If it was not for La Voz covering many “boring meeting” that nobody also went to, nobody would have know about these cuts. The college’s Marketing Department won’t make these announcement simply because it is not their job.
The DASB senate also does not have to disclose what they do in their meetings except in cryptic online minutes.
But the fact is, student government is managing your money and you deserve to know what they are doing with that money.
You deserve to know how senators behave at meetings, what their budget looks like and where they allocate money, which ultimately affects programs that help students with their education.
La Voz has also covered an array of important issues that might have never not come to light such as hate crimes on campus or Foothill-De Anza police arresting people with guns and drugs.
But we also cover great things about this college such as diversity. When the Office of Equity brought in powerful speaker Amy Iwasaki, a woman who was incarcerated with her family at an internment camp under Executive Order 9066, where she spent three years of her childhood, La Voz’s story amplified her voice.
Black history month, women’s rights, mental health – all of these events that help empower students would go unnoticed without our reporters there.
But when we spend countless hours working and slaving away on our laptops, trying to get important information posted, and hardly anyone reads it, we get discouraged.
De Anza students, staff and faculty must come together to support our student journalist by engaging with our content.
Read our stories, follow our social media @lavoznews. Be a part of the community you are in.
It is easy to become part of our La Voz News student media. Take our journalism classes.
But you don’t have to be a journalist to support journalism. You can just do your part as an active citizen in our community and read.

◆ Short problem
According to the editorial on La Voz, under which executive order was Amy Iwasaki incarcerated with her family at an internment camp?

◆ Extracted material
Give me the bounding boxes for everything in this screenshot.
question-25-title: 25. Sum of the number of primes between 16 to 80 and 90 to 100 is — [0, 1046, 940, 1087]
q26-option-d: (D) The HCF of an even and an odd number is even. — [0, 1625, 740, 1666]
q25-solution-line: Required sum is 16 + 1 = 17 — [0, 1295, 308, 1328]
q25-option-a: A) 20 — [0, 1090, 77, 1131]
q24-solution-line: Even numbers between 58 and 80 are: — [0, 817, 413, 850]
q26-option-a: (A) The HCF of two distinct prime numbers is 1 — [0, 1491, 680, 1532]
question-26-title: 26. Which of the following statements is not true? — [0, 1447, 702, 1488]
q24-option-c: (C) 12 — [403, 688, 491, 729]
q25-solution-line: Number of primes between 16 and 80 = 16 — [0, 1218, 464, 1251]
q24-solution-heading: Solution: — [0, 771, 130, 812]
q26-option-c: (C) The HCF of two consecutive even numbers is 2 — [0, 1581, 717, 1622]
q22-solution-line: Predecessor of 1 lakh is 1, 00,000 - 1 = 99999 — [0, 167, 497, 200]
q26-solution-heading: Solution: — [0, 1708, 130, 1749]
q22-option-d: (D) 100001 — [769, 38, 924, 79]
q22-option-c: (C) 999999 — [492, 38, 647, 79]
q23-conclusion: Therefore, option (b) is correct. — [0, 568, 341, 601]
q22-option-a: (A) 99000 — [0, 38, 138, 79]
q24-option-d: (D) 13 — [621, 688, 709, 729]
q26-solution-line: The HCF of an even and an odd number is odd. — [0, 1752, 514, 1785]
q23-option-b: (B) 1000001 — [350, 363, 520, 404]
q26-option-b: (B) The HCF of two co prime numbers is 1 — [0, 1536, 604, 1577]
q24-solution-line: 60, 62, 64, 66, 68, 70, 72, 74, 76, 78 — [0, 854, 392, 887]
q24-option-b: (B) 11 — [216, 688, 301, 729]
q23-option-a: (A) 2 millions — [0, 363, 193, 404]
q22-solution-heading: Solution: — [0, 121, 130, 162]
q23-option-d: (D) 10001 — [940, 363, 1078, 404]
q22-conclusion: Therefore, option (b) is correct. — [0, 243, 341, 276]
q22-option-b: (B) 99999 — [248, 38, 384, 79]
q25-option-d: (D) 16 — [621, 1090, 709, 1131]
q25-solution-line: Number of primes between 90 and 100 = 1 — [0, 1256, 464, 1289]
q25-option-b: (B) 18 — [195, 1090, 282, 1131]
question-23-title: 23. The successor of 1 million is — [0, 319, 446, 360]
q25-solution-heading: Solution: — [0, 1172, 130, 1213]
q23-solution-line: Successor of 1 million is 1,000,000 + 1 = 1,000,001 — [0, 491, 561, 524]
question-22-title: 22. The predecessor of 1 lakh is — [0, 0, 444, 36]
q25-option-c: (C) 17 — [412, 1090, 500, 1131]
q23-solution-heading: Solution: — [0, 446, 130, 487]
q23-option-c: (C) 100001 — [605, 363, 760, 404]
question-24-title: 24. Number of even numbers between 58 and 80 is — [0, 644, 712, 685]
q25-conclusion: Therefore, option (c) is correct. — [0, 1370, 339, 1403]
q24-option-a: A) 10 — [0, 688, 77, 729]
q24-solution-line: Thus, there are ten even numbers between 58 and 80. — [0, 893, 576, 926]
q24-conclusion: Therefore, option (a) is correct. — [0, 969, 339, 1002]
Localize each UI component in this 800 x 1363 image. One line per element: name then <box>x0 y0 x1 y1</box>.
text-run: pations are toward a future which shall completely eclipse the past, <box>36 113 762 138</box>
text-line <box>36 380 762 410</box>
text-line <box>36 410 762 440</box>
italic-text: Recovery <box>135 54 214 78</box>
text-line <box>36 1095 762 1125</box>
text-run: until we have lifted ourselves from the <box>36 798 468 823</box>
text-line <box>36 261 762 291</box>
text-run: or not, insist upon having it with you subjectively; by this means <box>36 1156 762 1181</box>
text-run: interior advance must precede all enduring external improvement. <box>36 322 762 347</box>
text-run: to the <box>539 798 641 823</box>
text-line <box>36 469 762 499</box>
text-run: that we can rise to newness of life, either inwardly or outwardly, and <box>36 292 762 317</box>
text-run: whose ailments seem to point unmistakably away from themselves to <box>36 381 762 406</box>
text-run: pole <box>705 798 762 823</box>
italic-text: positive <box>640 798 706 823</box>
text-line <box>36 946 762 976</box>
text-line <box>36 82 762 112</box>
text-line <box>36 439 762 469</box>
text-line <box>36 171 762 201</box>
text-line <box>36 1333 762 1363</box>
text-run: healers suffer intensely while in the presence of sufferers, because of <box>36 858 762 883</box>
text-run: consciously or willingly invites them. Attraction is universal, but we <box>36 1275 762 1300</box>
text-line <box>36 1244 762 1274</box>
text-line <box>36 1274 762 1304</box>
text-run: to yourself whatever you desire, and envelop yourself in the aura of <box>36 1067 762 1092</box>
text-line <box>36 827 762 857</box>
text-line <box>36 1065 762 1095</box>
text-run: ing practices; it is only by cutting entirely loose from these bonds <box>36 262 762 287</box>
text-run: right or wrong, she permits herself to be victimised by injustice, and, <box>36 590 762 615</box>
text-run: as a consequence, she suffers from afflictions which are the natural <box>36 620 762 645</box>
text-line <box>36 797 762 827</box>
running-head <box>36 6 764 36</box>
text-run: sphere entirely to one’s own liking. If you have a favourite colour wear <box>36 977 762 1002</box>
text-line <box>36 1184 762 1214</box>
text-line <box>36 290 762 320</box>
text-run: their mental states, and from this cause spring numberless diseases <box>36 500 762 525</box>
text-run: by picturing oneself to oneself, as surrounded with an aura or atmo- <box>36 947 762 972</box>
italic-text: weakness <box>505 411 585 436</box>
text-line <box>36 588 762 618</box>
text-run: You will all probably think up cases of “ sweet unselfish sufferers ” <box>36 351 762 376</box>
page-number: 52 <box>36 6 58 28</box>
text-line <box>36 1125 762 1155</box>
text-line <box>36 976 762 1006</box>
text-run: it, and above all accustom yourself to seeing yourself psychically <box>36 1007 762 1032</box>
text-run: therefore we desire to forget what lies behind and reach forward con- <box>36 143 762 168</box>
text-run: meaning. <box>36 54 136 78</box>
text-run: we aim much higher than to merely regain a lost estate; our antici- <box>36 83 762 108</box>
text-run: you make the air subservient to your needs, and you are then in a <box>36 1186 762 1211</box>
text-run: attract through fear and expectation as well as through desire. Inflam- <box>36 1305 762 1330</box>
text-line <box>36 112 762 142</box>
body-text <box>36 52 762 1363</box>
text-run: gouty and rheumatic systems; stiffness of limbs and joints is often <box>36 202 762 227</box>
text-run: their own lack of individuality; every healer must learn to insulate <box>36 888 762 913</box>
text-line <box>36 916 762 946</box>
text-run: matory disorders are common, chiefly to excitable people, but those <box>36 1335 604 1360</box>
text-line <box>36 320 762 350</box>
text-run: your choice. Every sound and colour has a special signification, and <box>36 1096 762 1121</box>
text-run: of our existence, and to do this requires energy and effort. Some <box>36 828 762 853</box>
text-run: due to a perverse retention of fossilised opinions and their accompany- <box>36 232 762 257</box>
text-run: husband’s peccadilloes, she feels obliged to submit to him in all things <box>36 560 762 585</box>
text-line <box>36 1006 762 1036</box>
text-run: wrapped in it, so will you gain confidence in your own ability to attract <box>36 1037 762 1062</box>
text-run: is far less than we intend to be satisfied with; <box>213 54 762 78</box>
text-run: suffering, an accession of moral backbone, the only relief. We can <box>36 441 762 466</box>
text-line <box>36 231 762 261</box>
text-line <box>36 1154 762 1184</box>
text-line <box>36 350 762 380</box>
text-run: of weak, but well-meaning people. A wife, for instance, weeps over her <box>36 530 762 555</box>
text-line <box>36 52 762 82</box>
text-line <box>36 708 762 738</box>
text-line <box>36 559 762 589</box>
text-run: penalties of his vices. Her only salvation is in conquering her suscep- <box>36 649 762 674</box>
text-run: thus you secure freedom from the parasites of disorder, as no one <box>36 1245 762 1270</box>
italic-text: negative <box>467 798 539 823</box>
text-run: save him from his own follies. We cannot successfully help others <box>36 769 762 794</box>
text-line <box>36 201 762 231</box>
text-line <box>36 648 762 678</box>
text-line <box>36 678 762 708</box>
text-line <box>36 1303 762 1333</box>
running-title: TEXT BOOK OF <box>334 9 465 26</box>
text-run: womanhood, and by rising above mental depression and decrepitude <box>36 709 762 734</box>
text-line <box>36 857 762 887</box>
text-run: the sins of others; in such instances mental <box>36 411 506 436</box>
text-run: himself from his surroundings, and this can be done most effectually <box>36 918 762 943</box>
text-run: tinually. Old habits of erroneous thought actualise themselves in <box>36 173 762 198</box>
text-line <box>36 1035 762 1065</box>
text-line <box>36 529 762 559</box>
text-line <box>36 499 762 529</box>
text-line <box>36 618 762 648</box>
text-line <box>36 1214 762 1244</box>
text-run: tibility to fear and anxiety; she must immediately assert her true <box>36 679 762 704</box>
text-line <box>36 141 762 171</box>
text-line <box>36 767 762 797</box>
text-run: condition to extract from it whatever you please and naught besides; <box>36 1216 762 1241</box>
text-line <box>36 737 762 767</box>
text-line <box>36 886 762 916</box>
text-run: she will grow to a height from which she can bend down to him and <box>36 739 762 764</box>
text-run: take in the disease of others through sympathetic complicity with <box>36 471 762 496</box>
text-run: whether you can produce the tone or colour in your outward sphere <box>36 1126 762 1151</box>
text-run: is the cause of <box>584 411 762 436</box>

◆ Final result
Executive Order 9066.